> _Supplied records_:
————
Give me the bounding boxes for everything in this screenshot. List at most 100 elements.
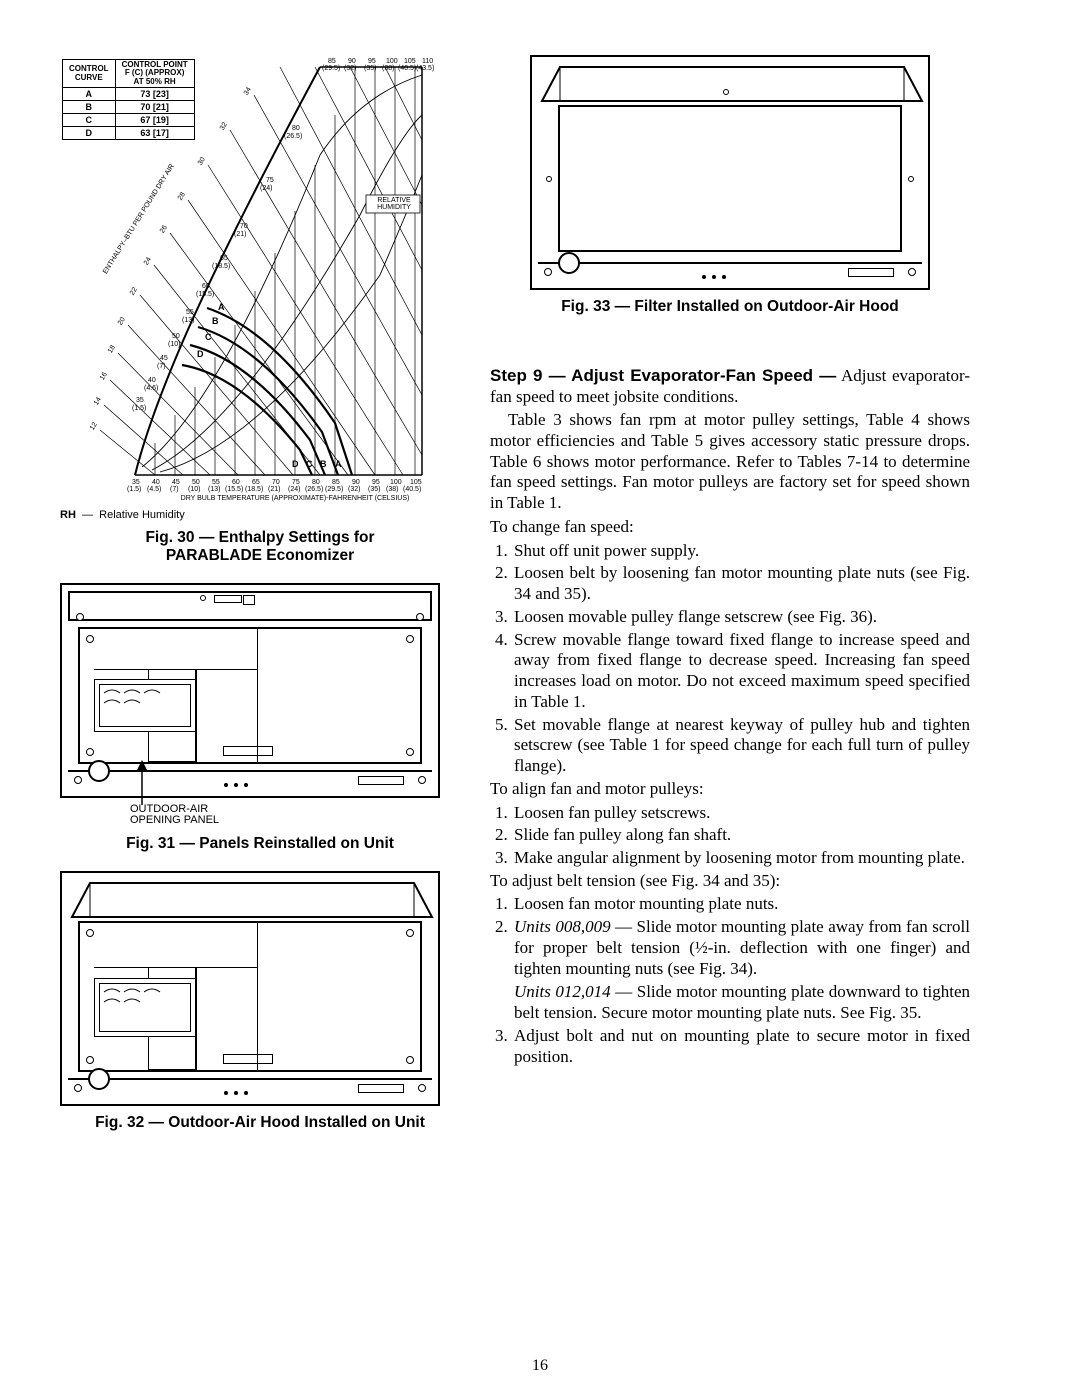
t: 65 bbox=[252, 479, 260, 486]
t: 35 bbox=[136, 397, 144, 404]
enthalpy-chart: CONTROL CURVE CONTROL POINT F (C) (APPRO… bbox=[60, 55, 440, 505]
list-item: Adjust bolt and nut on mounting plate to… bbox=[512, 1026, 970, 1067]
legend-text: Relative Humidity bbox=[99, 509, 185, 521]
t: (4.6) bbox=[144, 385, 158, 392]
t: (29.5) bbox=[322, 65, 340, 72]
t: 55 bbox=[212, 479, 220, 486]
t: (7) bbox=[157, 363, 166, 370]
t: 95 bbox=[372, 479, 380, 486]
t: 55 bbox=[186, 309, 194, 316]
t: 110 bbox=[422, 58, 433, 65]
t: 75 bbox=[292, 479, 300, 486]
t: 35 bbox=[132, 479, 140, 486]
t: 85 bbox=[328, 58, 336, 65]
t: (40.5) bbox=[403, 486, 421, 493]
panel-label: OUTDOOR-AIR OPENING PANEL bbox=[130, 804, 460, 827]
t: (40.5) bbox=[398, 65, 416, 72]
step9-heading: Step 9 — Adjust Evaporator-Fan Speed — bbox=[490, 366, 836, 385]
t: (21) bbox=[268, 486, 280, 493]
t: 95 bbox=[368, 58, 376, 65]
list-item: Loosen belt by loosening fan motor mount… bbox=[512, 563, 970, 604]
fig31-illustration bbox=[60, 583, 440, 798]
b: B bbox=[320, 460, 327, 469]
step9-body: Step 9 — Adjust Evaporator-Fan Speed — A… bbox=[490, 366, 970, 1068]
t: 100 bbox=[386, 58, 398, 65]
list-item: Loosen fan motor mounting plate nuts. bbox=[512, 894, 970, 915]
t: 40 bbox=[148, 377, 156, 384]
fig31-caption: Fig. 31 — Panels Reinstalled on Unit bbox=[60, 835, 460, 853]
units008: Units 008,009 bbox=[514, 917, 611, 936]
curve-D: D bbox=[197, 350, 204, 359]
t: 40 bbox=[152, 479, 160, 486]
t: (32) bbox=[348, 486, 360, 493]
b: A bbox=[335, 460, 342, 469]
b: C bbox=[306, 460, 313, 469]
fig32-illustration bbox=[60, 871, 440, 1106]
t: (1.5) bbox=[132, 405, 146, 412]
list-item: Loosen movable pulley flange setscrew (s… bbox=[512, 607, 970, 628]
t: 70 bbox=[272, 479, 280, 486]
align-list: Loosen fan pulley setscrews. Slide fan p… bbox=[490, 803, 970, 869]
t: 45 bbox=[160, 355, 168, 362]
fig33-caption: Fig. 33 — Filter Installed on Outdoor-Ai… bbox=[490, 298, 970, 316]
list-item: Screw movable flange toward fixed flange… bbox=[512, 630, 970, 713]
t: (38) bbox=[386, 486, 398, 493]
b: D bbox=[292, 460, 299, 469]
t: (10) bbox=[188, 486, 200, 493]
t: 60 bbox=[202, 283, 210, 290]
t: (26.5) bbox=[284, 133, 302, 140]
t: (43.5) bbox=[416, 65, 434, 72]
t: (4.5) bbox=[147, 486, 161, 493]
t: 75 bbox=[266, 177, 274, 184]
list-item: Shut off unit power supply. bbox=[512, 541, 970, 562]
change-list: Shut off unit power supply. Loosen belt … bbox=[490, 541, 970, 777]
list-item: Set movable flange at nearest keyway of … bbox=[512, 715, 970, 777]
belt-list: Loosen fan motor mounting plate nuts. Un… bbox=[490, 894, 970, 1067]
curve-A: A bbox=[218, 303, 225, 312]
fig30-caption: Fig. 30 — Enthalpy Settings for PARABLAD… bbox=[60, 529, 460, 565]
t: 60 bbox=[232, 479, 240, 486]
t: (32) bbox=[344, 65, 356, 72]
step9-para2: Table 3 shows fan rpm at motor pulley se… bbox=[490, 410, 970, 514]
t: (24) bbox=[288, 486, 300, 493]
t: (18.5) bbox=[212, 263, 230, 270]
t: 90 bbox=[352, 479, 360, 486]
align-head: To align fan and motor pulleys: bbox=[490, 779, 970, 800]
legend-dash: — bbox=[82, 509, 93, 521]
t: (35) bbox=[368, 486, 380, 493]
t: 65 bbox=[220, 255, 228, 262]
psychro-svg bbox=[60, 55, 440, 505]
t: 70 bbox=[240, 223, 248, 230]
t: (15.5) bbox=[196, 291, 214, 298]
page-number: 16 bbox=[0, 1357, 1080, 1375]
t: 80 bbox=[312, 479, 320, 486]
t: (38) bbox=[382, 65, 394, 72]
t: 90 bbox=[348, 58, 356, 65]
list-item: Slide fan pulley along fan shaft. bbox=[512, 825, 970, 846]
list-item: Make angular alignment by loosening moto… bbox=[512, 848, 970, 869]
curve-C: C bbox=[205, 333, 212, 342]
fig33-illustration bbox=[530, 55, 930, 290]
t: (29.5) bbox=[325, 486, 343, 493]
t: 50 bbox=[172, 333, 180, 340]
t: 50 bbox=[192, 479, 200, 486]
list-item: Loosen fan pulley setscrews. bbox=[512, 803, 970, 824]
t: (18.5) bbox=[245, 486, 263, 493]
t: (35) bbox=[364, 65, 376, 72]
legend: RH — Relative Humidity bbox=[60, 509, 460, 521]
t: (13) bbox=[208, 486, 220, 493]
t: (1.5) bbox=[127, 486, 141, 493]
t: (13) bbox=[182, 317, 194, 324]
t: 105 bbox=[410, 479, 422, 486]
fig32-caption: Fig. 32 — Outdoor-Air Hood Installed on … bbox=[60, 1114, 460, 1132]
t: (15.5) bbox=[225, 486, 243, 493]
legend-abbrev: RH bbox=[60, 509, 76, 521]
x-axis-label: DRY BULB TEMPERATURE (APPROXIMATE)-FAHRE… bbox=[170, 495, 420, 502]
t: (26.5) bbox=[305, 486, 323, 493]
t: 100 bbox=[390, 479, 402, 486]
units012: Units 012,014 bbox=[514, 982, 611, 1001]
t: 80 bbox=[292, 125, 300, 132]
t: (7) bbox=[170, 486, 179, 493]
t: (10) bbox=[168, 341, 180, 348]
t: 85 bbox=[332, 479, 340, 486]
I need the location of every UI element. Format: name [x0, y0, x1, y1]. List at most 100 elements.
————
> _Exercise aim_: Render every line of the items above as a JSON list of strings, one string per line, with blank lines skipped and the pictures left out.

> _Worked solution_:
[
  "Give me the bounding boxes for everything in this screenshot. List at most 100 elements.",
  "t: 65 bbox=[252, 479, 260, 486]",
  "t: 35 bbox=[136, 397, 144, 404]",
  "enthalpy-chart: CONTROL CURVE CONTROL POINT F (C) (APPRO… bbox=[60, 55, 440, 505]",
  "list-item: Adjust bolt and nut on mounting plate to… bbox=[512, 1026, 970, 1067]",
  "legend-text: Relative Humidity bbox=[99, 509, 185, 521]",
  "t: (4.6) bbox=[144, 385, 158, 392]",
  "t: (29.5) bbox=[322, 65, 340, 72]",
  "t: 55 bbox=[212, 479, 220, 486]",
  "t: (7) bbox=[157, 363, 166, 370]",
  "t: 95 bbox=[372, 479, 380, 486]",
  "t: 55 bbox=[186, 309, 194, 316]",
  "t: 110 bbox=[422, 58, 433, 65]",
  "t: 75 bbox=[292, 479, 300, 486]",
  "t: 35 bbox=[132, 479, 140, 486]",
  "t: 85 bbox=[328, 58, 336, 65]",
  "t: (40.5) bbox=[403, 486, 421, 493]",
  "panel-label: OUTDOOR-AIR OPENING PANEL bbox=[130, 804, 460, 827]",
  "t: (40.5) bbox=[398, 65, 416, 72]",
  "step9-heading: Step 9 — Adjust Evaporator-Fan Speed — bbox=[490, 366, 836, 385]",
  "t: (21) bbox=[268, 486, 280, 493]",
  "t: 95 bbox=[368, 58, 376, 65]",
  "list-item: Loosen belt by loosening fan motor mount… bbox=[512, 563, 970, 604]",
  "fig31-illustration bbox=[60, 583, 440, 798]",
  "b: B bbox=[320, 460, 327, 469]",
  "step9-body: Step 9 — Adjust Evaporator-Fan Speed — A… bbox=[490, 366, 970, 1068]",
  "t: 100 bbox=[386, 58, 398, 65]",
  "list-item: Loosen fan motor mounting plate nuts. bbox=[512, 894, 970, 915]",
  "t: 40 bbox=[148, 377, 156, 384]",
  "fig31-caption: Fig. 31 — Panels Reinstalled on Unit bbox=[60, 835, 460, 853]",
  "units008: Units 008,009 bbox=[514, 917, 611, 936]",
  "curve-D: D bbox=[197, 350, 204, 359]",
  "t: 40 bbox=[152, 479, 160, 486]",
  "t: (32) bbox=[348, 486, 360, 493]",
  "b: A bbox=[335, 460, 342, 469]",
  "b: C bbox=[306, 460, 313, 469]",
  "fig32-illustration bbox=[60, 871, 440, 1106]",
  "t: (1.5) bbox=[132, 405, 146, 412]",
  "list-item: Loosen movable pulley flange setscrew (s… bbox=[512, 607, 970, 628]",
  "t: 70 bbox=[272, 479, 280, 486]",
  "align-list: Loosen fan pulley setscrews. Slide fan p… bbox=[490, 803, 970, 869]",
  "t: 45 bbox=[160, 355, 168, 362]",
  "fig33-caption: Fig. 33 — Filter Installed on Outdoor-Ai… bbox=[490, 298, 970, 316]",
  "list-item: Screw movable flange toward fixed flange… bbox=[512, 630, 970, 713]",
  "t: (38) bbox=[386, 486, 398, 493]",
  "b: D bbox=[292, 460, 299, 469]",
  "t: (10) bbox=[188, 486, 200, 493]",
  "t: 60 bbox=[202, 283, 210, 290]",
  "t: (26.5) bbox=[284, 133, 302, 140]",
  "t: (43.5) bbox=[416, 65, 434, 72]",
  "t: (4.5) bbox=[147, 486, 161, 493]",
  "t: 75 bbox=[266, 177, 274, 184]",
  "list-item: Shut off unit power supply. bbox=[512, 541, 970, 562]",
  "change-list: Shut off unit power supply. Loosen belt … bbox=[490, 541, 970, 777]",
  "list-item: Set movable flange at nearest keyway of … bbox=[512, 715, 970, 777]",
  "belt-list: Loosen fan motor mounting plate nuts. Un… bbox=[490, 894, 970, 1067]",
  "curve-A: A bbox=[218, 303, 225, 312]",
  "fig30-caption: Fig. 30 — Enthalpy Settings for PARABLAD… bbox=[60, 529, 460, 565]",
  "t: 60 bbox=[232, 479, 240, 486]",
  "t: (32) bbox=[344, 65, 356, 72]",
  "step9-para2: Table 3 shows fan rpm at motor pulley se… bbox=[490, 410, 970, 514]",
  "t: (24) bbox=[288, 486, 300, 493]",
  "t: (18.5) bbox=[212, 263, 230, 270]",
  "t: 90 bbox=[352, 479, 360, 486]",
  "align-head: To align fan and motor pulleys: bbox=[490, 779, 970, 800]",
  "legend-dash: — bbox=[82, 509, 93, 521]",
  "t: (35) bbox=[368, 486, 380, 493]",
  "t: 65 bbox=[220, 255, 228, 262]",
  "psychro-svg bbox=[60, 55, 440, 505]",
  "t: 70 bbox=[240, 223, 248, 230]",
  "t: (15.5) bbox=[196, 291, 214, 298]",
  "page-number: 16 bbox=[0, 1357, 1080, 1375]",
  "t: 80 bbox=[312, 479, 320, 486]",
  "t: (38) bbox=[382, 65, 394, 72]",
  "t: 90 bbox=[348, 58, 356, 65]",
  "list-item: Slide fan pulley along fan shaft. bbox=[512, 825, 970, 846]",
  "list-item: Make angular alignment by loosening moto… bbox=[512, 848, 970, 869]",
  "curve-C: C bbox=[205, 333, 212, 342]",
  "fig33-illustration bbox=[530, 55, 930, 290]",
  "t: (29.5) bbox=[325, 486, 343, 493]",
  "t: 50 bbox=[172, 333, 180, 340]",
  "t: 50 bbox=[192, 479, 200, 486]",
  "list-item: Loosen fan pulley setscrews. bbox=[512, 803, 970, 824]",
  "t: (18.5) bbox=[245, 486, 263, 493]",
  "t: (35) bbox=[364, 65, 376, 72]",
  "legend: RH — Relative Humidity bbox=[60, 509, 460, 521]",
  "t: (13) bbox=[208, 486, 220, 493]",
  "t: (1.5) bbox=[127, 486, 141, 493]",
  "t: (13) bbox=[182, 317, 194, 324]",
  "t: 105 bbox=[410, 479, 422, 486]",
  "fig32-caption: Fig. 32 — Outdoor-Air Hood Installed on … bbox=[60, 1114, 460, 1132]",
  "t: (15.5) bbox=[225, 486, 243, 493]",
  "legend-abbrev: RH bbox=[60, 509, 76, 521]",
  "x-axis-label: DRY BULB TEMPERATURE (APPROXIMATE)-FAHRE… bbox=[170, 495, 420, 502]",
  "t: (26.5) bbox=[305, 486, 323, 493]",
  "t: 100 bbox=[390, 479, 402, 486]",
  "units012: Units 012,014 bbox=[514, 982, 611, 1001]",
  "t: 80 bbox=[292, 125, 300, 132]",
  "t: (7) bbox=[170, 486, 179, 493]",
  "t: (10) bbox=[168, 341, 180, 348]",
  "t: 85 bbox=[332, 479, 340, 486]",
  "I need the location of every UI element. Format: name [x0, y0, x1, y1]. List at most 100 elements."
]